To do >> Retype the whole listing verbatim and keep the pictures out of it.

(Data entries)
— begin —

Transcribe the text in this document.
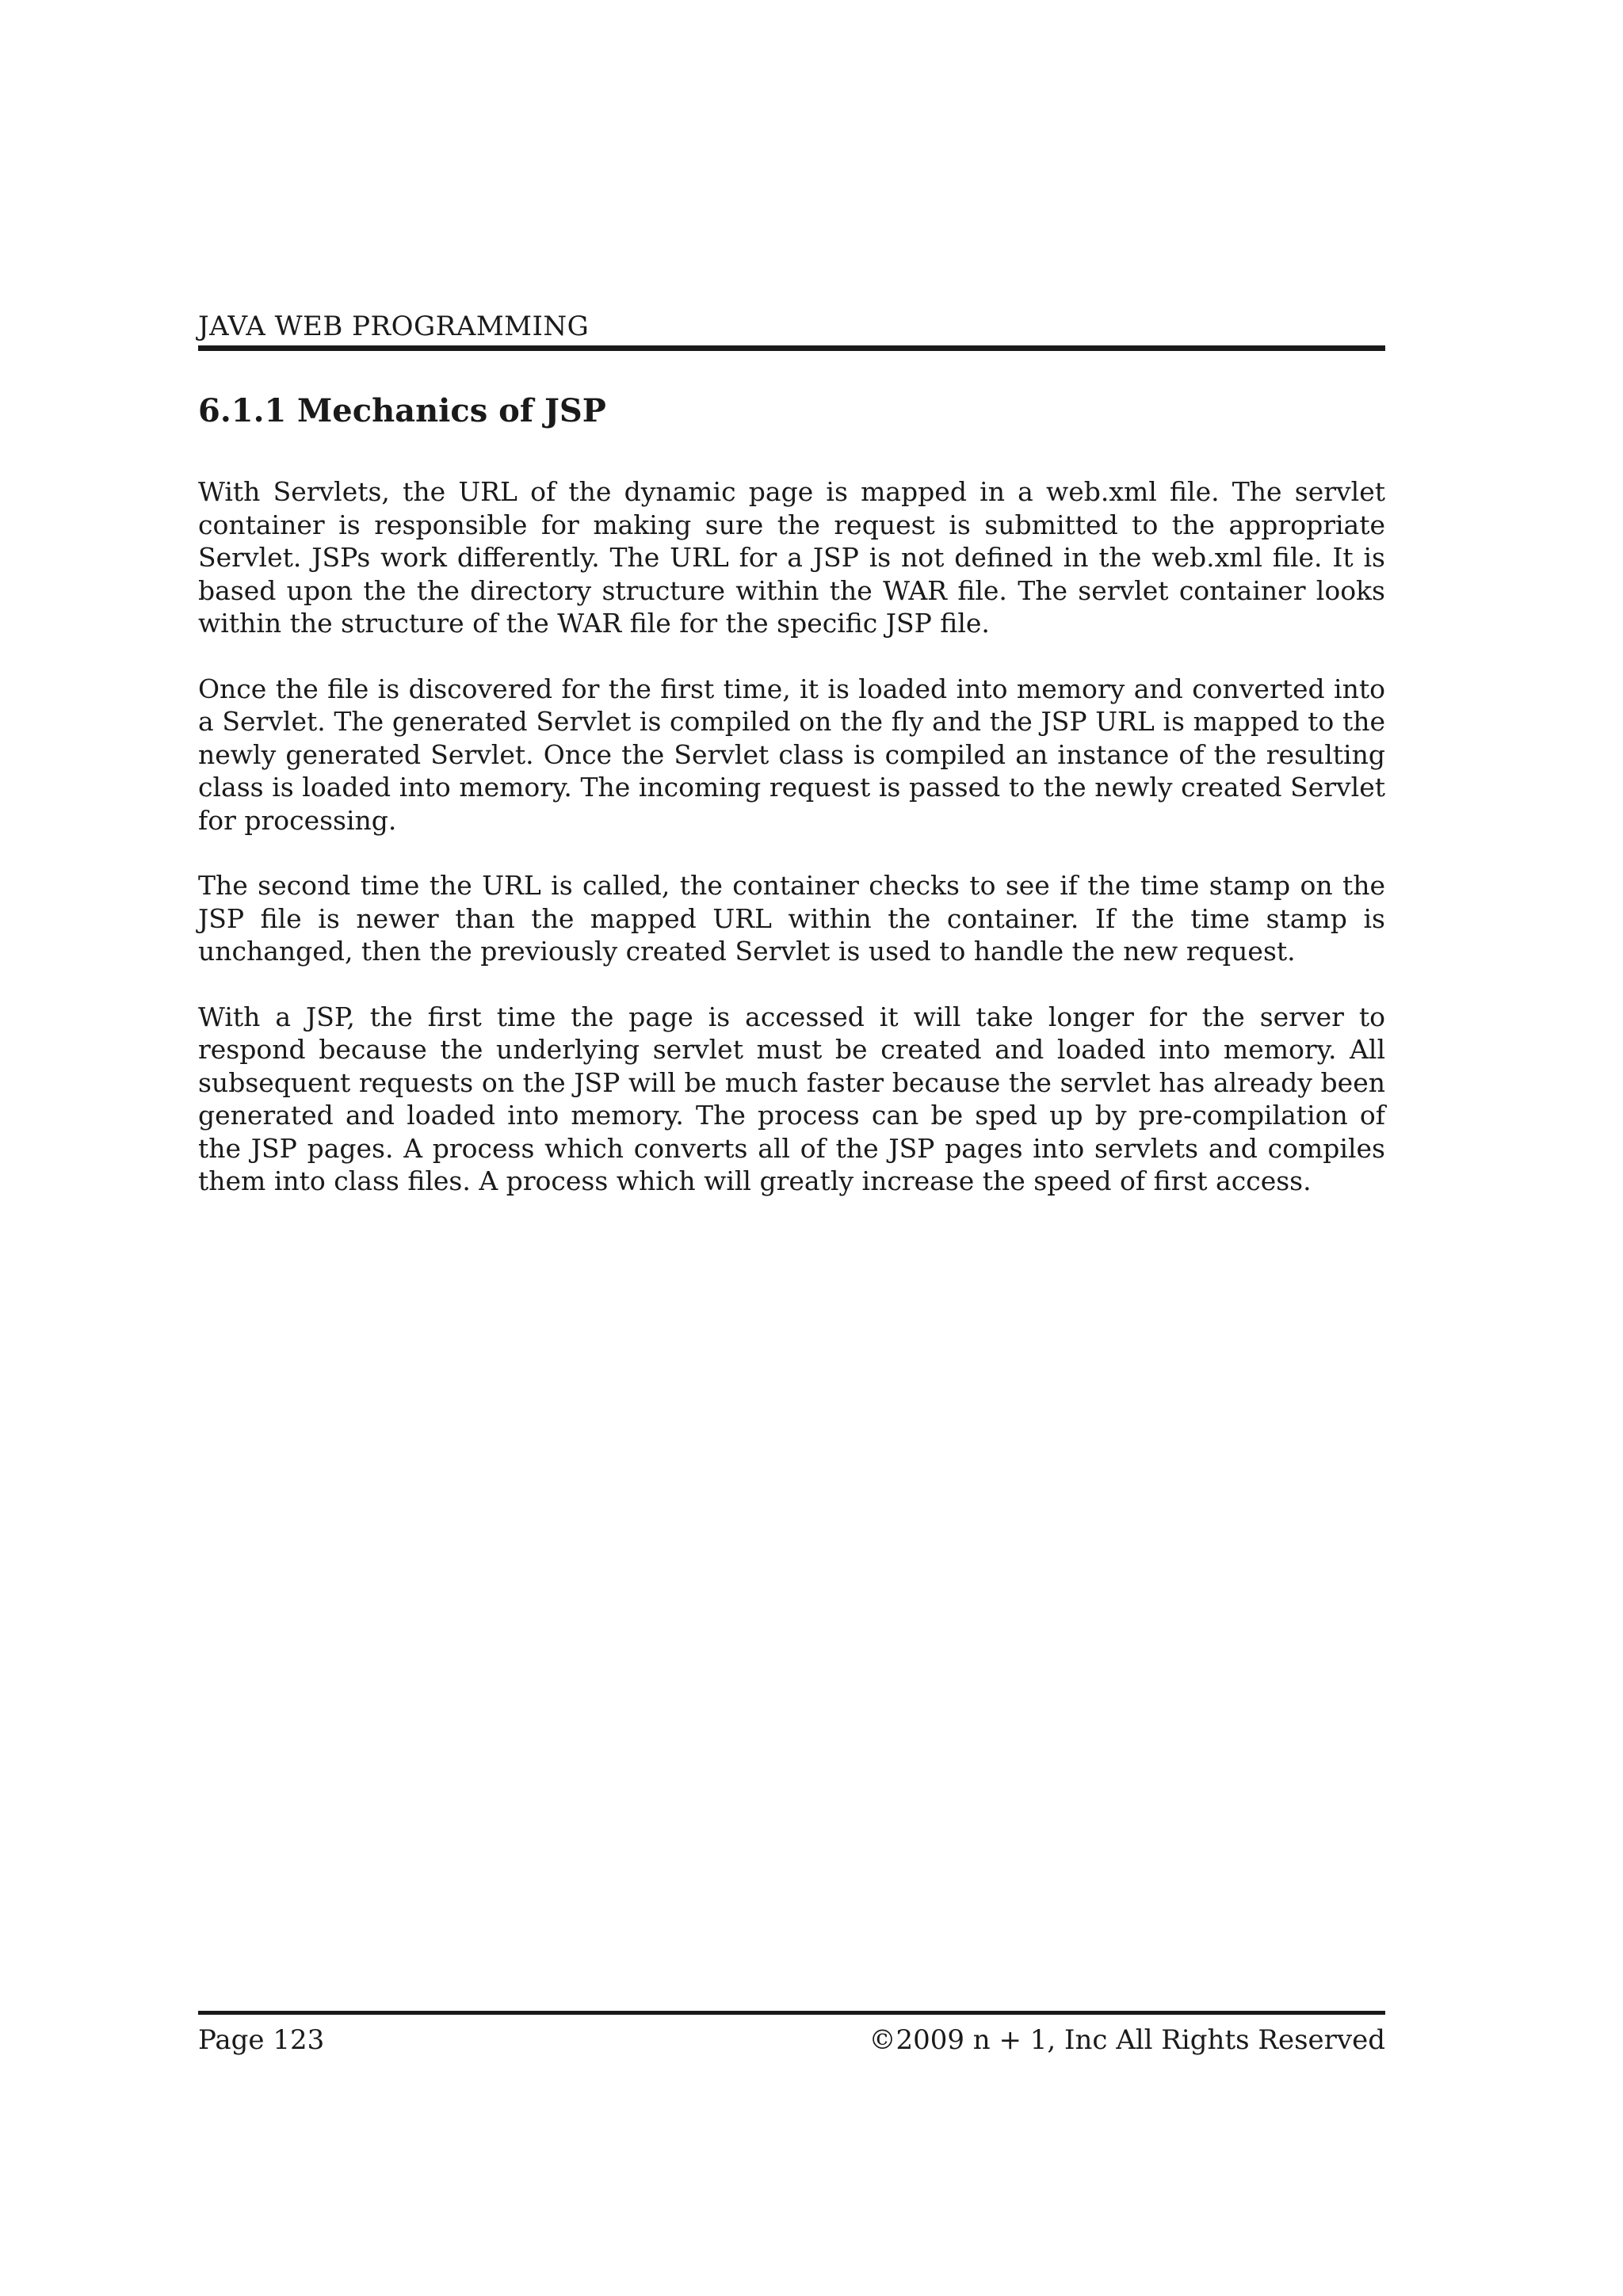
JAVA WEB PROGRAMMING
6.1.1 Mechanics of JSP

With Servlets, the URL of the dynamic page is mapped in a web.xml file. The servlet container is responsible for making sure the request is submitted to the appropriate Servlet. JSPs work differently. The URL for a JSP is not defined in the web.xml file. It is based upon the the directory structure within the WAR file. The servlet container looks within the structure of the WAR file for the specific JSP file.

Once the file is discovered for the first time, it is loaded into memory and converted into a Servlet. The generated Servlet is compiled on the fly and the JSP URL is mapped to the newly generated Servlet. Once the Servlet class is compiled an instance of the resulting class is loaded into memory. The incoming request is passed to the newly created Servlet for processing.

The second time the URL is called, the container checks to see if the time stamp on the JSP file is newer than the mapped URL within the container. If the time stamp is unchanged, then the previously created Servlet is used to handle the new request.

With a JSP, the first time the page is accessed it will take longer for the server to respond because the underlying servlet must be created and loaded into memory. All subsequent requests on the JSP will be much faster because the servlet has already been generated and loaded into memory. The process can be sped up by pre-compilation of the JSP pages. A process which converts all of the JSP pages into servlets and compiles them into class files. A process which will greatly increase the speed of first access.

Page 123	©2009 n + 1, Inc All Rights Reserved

— end —

Solution for this task >>
Transcribe the text in this document.
JAVA WEB PROGRAMMING
6.1.1 Mechanics of JSP

With Servlets, the URL of the dynamic page is mapped in a web.xml file. The servlet container is responsible for making sure the request is submitted to the appropriate Servlet. JSPs work differently. The URL for a JSP is not defined in the web.xml file. It is based upon the the directory structure within the WAR file. The servlet container looks within the structure of the WAR file for the specific JSP file.

Once the file is discovered for the first time, it is loaded into memory and converted into a Servlet. The generated Servlet is compiled on the fly and the JSP URL is mapped to the newly generated Servlet. Once the Servlet class is compiled an instance of the resulting class is loaded into memory. The incoming request is passed to the newly created Servlet for processing.

The second time the URL is called, the container checks to see if the time stamp on the JSP file is newer than the mapped URL within the container. If the time stamp is unchanged, then the previously created Servlet is used to handle the new request.

With a JSP, the first time the page is accessed it will take longer for the server to respond because the underlying servlet must be created and loaded into memory. All subsequent requests on the JSP will be much faster because the servlet has already been generated and loaded into memory. The process can be sped up by pre-compilation of the JSP pages. A process which converts all of the JSP pages into servlets and compiles them into class files. A process which will greatly increase the speed of first access.

Page 123	©2009 n + 1, Inc All Rights Reserved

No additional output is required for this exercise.